• Task data
++++++++++++++++++++

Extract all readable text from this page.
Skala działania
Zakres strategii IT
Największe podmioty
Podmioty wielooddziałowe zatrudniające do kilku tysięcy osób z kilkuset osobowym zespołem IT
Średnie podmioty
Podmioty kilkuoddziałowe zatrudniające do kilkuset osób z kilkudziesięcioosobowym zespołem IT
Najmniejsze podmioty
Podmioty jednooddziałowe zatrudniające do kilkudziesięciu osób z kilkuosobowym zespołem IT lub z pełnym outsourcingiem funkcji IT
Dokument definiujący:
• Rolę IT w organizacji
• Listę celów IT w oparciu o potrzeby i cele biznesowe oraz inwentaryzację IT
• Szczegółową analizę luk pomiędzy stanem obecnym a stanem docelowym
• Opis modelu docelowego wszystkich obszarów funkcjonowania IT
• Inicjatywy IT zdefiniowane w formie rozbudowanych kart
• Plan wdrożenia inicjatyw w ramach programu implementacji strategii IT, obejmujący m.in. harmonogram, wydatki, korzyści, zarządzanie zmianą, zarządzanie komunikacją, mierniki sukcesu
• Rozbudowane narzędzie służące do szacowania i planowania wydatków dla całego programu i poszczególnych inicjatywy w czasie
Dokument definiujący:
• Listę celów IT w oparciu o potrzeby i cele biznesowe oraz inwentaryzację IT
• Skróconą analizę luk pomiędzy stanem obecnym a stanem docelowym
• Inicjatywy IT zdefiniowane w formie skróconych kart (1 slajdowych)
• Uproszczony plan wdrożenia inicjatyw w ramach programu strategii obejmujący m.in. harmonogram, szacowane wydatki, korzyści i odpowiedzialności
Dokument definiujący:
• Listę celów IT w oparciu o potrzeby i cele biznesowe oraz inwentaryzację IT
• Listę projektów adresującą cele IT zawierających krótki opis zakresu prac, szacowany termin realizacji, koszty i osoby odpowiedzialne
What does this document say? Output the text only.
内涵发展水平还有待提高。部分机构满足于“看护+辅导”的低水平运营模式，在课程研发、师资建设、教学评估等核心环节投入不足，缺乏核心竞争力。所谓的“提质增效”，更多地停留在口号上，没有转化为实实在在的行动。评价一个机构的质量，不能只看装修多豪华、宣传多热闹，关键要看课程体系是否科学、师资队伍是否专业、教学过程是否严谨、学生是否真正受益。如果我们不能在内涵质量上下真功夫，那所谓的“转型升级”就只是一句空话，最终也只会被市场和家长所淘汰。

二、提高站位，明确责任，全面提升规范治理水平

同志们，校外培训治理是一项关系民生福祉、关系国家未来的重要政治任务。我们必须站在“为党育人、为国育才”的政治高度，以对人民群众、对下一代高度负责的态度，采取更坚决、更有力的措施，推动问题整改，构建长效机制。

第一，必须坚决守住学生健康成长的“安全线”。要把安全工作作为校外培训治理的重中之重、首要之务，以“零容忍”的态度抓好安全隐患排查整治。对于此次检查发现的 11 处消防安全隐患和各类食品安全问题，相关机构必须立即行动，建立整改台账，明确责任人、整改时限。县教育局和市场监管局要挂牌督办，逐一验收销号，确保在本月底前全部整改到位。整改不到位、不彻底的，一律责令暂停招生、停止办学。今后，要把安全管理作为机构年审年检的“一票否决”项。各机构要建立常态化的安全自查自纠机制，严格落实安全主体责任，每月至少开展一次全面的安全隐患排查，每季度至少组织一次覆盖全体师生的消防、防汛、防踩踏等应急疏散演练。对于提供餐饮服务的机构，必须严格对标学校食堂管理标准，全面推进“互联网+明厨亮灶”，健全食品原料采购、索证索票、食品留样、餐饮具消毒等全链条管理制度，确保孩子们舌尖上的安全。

++++++++++++++++++++

• What the task asks
The full set of records should be duplicated exactly.

• Written solution
Extract all readable text from this page.
Skala działania
Zakres strategii IT
Największe podmioty
Podmioty wielooddziałowe zatrudniające do kilku tysięcy osób z kilkuset osobowym zespołem IT
Średnie podmioty
Podmioty kilkuoddziałowe zatrudniające do kilkuset osób z kilkudziesięcioosobowym zespołem IT
Najmniejsze podmioty
Podmioty jednooddziałowe zatrudniające do kilkudziesięciu osób z kilkuosobowym zespołem IT lub z pełnym outsourcingiem funkcji IT
Dokument definiujący:
• Rolę IT w organizacji
• Listę celów IT w oparciu o potrzeby i cele biznesowe oraz inwentaryzację IT
• Szczegółową analizę luk pomiędzy stanem obecnym a stanem docelowym
• Opis modelu docelowego wszystkich obszarów funkcjonowania IT
• Inicjatywy IT zdefiniowane w formie rozbudowanych kart
• Plan wdrożenia inicjatyw w ramach programu implementacji strategii IT, obejmujący m.in. harmonogram, wydatki, korzyści, zarządzanie zmianą, zarządzanie komunikacją, mierniki sukcesu
• Rozbudowane narzędzie służące do szacowania i planowania wydatków dla całego programu i poszczególnych inicjatywy w czasie
Dokument definiujący:
• Listę celów IT w oparciu o potrzeby i cele biznesowe oraz inwentaryzację IT
• Skróconą analizę luk pomiędzy stanem obecnym a stanem docelowym
• Inicjatywy IT zdefiniowane w formie skróconych kart (1 slajdowych)
• Uproszczony plan wdrożenia inicjatyw w ramach programu strategii obejmujący m.in. harmonogram, szacowane wydatki, korzyści i odpowiedzialności
Dokument definiujący:
• Listę celów IT w oparciu o potrzeby i cele biznesowe oraz inwentaryzację IT
• Listę projektów adresującą cele IT zawierających krótki opis zakresu prac, szacowany termin realizacji, koszty i osoby odpowiedzialne
What does this document say? Output the text only.
内涵发展水平还有待提高。部分机构满足于“看护+辅导”的低水平运营模式，在课程研发、师资建设、教学评估等核心环节投入不足，缺乏核心竞争力。所谓的“提质增效”，更多地停留在口号上，没有转化为实实在在的行动。评价一个机构的质量，不能只看装修多豪华、宣传多热闹，关键要看课程体系是否科学、师资队伍是否专业、教学过程是否严谨、学生是否真正受益。如果我们不能在内涵质量上下真功夫，那所谓的“转型升级”就只是一句空话，最终也只会被市场和家长所淘汰。

二、提高站位，明确责任，全面提升规范治理水平

同志们，校外培训治理是一项关系民生福祉、关系国家未来的重要政治任务。我们必须站在“为党育人、为国育才”的政治高度，以对人民群众、对下一代高度负责的态度，采取更坚决、更有力的措施，推动问题整改，构建长效机制。

第一，必须坚决守住学生健康成长的“安全线”。要把安全工作作为校外培训治理的重中之重、首要之务，以“零容忍”的态度抓好安全隐患排查整治。对于此次检查发现的 11 处消防安全隐患和各类食品安全问题，相关机构必须立即行动，建立整改台账，明确责任人、整改时限。县教育局和市场监管局要挂牌督办，逐一验收销号，确保在本月底前全部整改到位。整改不到位、不彻底的，一律责令暂停招生、停止办学。今后，要把安全管理作为机构年审年检的“一票否决”项。各机构要建立常态化的安全自查自纠机制，严格落实安全主体责任，每月至少开展一次全面的安全隐患排查，每季度至少组织一次覆盖全体师生的消防、防汛、防踩踏等应急疏散演练。对于提供餐饮服务的机构，必须严格对标学校食堂管理标准，全面推进“互联网+明厨亮灶”，健全食品原料采购、索证索票、食品留样、餐饮具消毒等全链条管理制度，确保孩子们舌尖上的安全。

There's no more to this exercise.